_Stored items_
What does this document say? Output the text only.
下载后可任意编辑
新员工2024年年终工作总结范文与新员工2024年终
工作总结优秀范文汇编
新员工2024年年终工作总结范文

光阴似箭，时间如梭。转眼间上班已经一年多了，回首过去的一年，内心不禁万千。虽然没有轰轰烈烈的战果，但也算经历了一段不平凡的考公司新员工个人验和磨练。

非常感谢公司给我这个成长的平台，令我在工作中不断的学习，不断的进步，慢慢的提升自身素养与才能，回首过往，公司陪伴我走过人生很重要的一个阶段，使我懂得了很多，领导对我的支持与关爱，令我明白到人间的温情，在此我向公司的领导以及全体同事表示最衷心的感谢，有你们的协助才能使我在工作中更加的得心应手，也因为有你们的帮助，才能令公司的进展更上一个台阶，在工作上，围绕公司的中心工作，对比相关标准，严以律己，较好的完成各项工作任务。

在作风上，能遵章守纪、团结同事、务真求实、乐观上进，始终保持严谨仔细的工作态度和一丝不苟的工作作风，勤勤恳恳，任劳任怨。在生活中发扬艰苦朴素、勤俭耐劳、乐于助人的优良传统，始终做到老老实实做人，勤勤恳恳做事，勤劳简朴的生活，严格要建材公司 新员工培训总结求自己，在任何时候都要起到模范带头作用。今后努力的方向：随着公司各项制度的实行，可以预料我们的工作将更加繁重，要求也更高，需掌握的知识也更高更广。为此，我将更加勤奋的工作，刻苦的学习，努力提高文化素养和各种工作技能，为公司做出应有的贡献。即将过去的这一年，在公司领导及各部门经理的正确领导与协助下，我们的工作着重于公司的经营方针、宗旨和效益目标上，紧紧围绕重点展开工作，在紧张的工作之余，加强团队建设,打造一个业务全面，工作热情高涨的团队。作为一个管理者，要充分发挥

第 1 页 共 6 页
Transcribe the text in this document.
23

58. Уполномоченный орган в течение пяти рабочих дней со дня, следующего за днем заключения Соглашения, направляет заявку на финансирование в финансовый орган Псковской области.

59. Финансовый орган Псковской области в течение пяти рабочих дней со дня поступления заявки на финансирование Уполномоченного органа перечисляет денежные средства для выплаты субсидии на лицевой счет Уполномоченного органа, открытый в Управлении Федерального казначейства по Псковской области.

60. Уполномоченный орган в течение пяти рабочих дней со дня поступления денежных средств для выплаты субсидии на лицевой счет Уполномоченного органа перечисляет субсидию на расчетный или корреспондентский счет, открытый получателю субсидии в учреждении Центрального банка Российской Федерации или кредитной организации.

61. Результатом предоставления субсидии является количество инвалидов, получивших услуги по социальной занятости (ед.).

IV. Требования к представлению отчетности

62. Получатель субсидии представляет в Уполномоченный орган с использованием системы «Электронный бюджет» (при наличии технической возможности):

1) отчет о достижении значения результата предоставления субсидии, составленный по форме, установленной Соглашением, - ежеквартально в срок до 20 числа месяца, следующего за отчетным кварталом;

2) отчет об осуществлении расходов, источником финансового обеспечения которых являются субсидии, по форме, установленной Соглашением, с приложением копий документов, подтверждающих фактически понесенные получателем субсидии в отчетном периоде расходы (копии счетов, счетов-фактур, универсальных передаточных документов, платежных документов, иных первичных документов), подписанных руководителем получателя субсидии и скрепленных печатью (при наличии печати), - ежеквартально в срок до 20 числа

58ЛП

_GOAL OF THE EXERCISE_
Your task is to repeat every line exactly.

_THE COMPLETED TASK_
What does this document say? Output the text only.
下载后可任意编辑
新员工2024年年终工作总结范文与新员工2024年终
工作总结优秀范文汇编
新员工2024年年终工作总结范文

光阴似箭，时间如梭。转眼间上班已经一年多了，回首过去的一年，内心不禁万千。虽然没有轰轰烈烈的战果，但也算经历了一段不平凡的考公司新员工个人验和磨练。

非常感谢公司给我这个成长的平台，令我在工作中不断的学习，不断的进步，慢慢的提升自身素养与才能，回首过往，公司陪伴我走过人生很重要的一个阶段，使我懂得了很多，领导对我的支持与关爱，令我明白到人间的温情，在此我向公司的领导以及全体同事表示最衷心的感谢，有你们的协助才能使我在工作中更加的得心应手，也因为有你们的帮助，才能令公司的进展更上一个台阶，在工作上，围绕公司的中心工作，对比相关标准，严以律己，较好的完成各项工作任务。

在作风上，能遵章守纪、团结同事、务真求实、乐观上进，始终保持严谨仔细的工作态度和一丝不苟的工作作风，勤勤恳恳，任劳任怨。在生活中发扬艰苦朴素、勤俭耐劳、乐于助人的优良传统，始终做到老老实实做人，勤勤恳恳做事，勤劳简朴的生活，严格要建材公司 新员工培训总结求自己，在任何时候都要起到模范带头作用。今后努力的方向：随着公司各项制度的实行，可以预料我们的工作将更加繁重，要求也更高，需掌握的知识也更高更广。为此，我将更加勤奋的工作，刻苦的学习，努力提高文化素养和各种工作技能，为公司做出应有的贡献。即将过去的这一年，在公司领导及各部门经理的正确领导与协助下，我们的工作着重于公司的经营方针、宗旨和效益目标上，紧紧围绕重点展开工作，在紧张的工作之余，加强团队建设,打造一个业务全面，工作热情高涨的团队。作为一个管理者，要充分发挥

第 1 页 共 6 页
Transcribe the text in this document.
23

58. Уполномоченный орган в течение пяти рабочих дней со дня, следующего за днем заключения Соглашения, направляет заявку на финансирование в финансовый орган Псковской области.

59. Финансовый орган Псковской области в течение пяти рабочих дней со дня поступления заявки на финансирование Уполномоченного органа перечисляет денежные средства для выплаты субсидии на лицевой счет Уполномоченного органа, открытый в Управлении Федерального казначейства по Псковской области.

60. Уполномоченный орган в течение пяти рабочих дней со дня поступления денежных средств для выплаты субсидии на лицевой счет Уполномоченного органа перечисляет субсидию на расчетный или корреспондентский счет, открытый получателю субсидии в учреждении Центрального банка Российской Федерации или кредитной организации.

61. Результатом предоставления субсидии является количество инвалидов, получивших услуги по социальной занятости (ед.).

IV. Требования к представлению отчетности

62. Получатель субсидии представляет в Уполномоченный орган с использованием системы «Электронный бюджет» (при наличии технической возможности):

1) отчет о достижении значения результата предоставления субсидии, составленный по форме, установленной Соглашением, - ежеквартально в срок до 20 числа месяца, следующего за отчетным кварталом;

2) отчет об осуществлении расходов, источником финансового обеспечения которых являются субсидии, по форме, установленной Соглашением, с приложением копий документов, подтверждающих фактически понесенные получателем субсидии в отчетном периоде расходы (копии счетов, счетов-фактур, универсальных передаточных документов, платежных документов, иных первичных документов), подписанных руководителем получателя субсидии и скрепленных печатью (при наличии печати), - ежеквартально в срок до 20 числа

58ЛП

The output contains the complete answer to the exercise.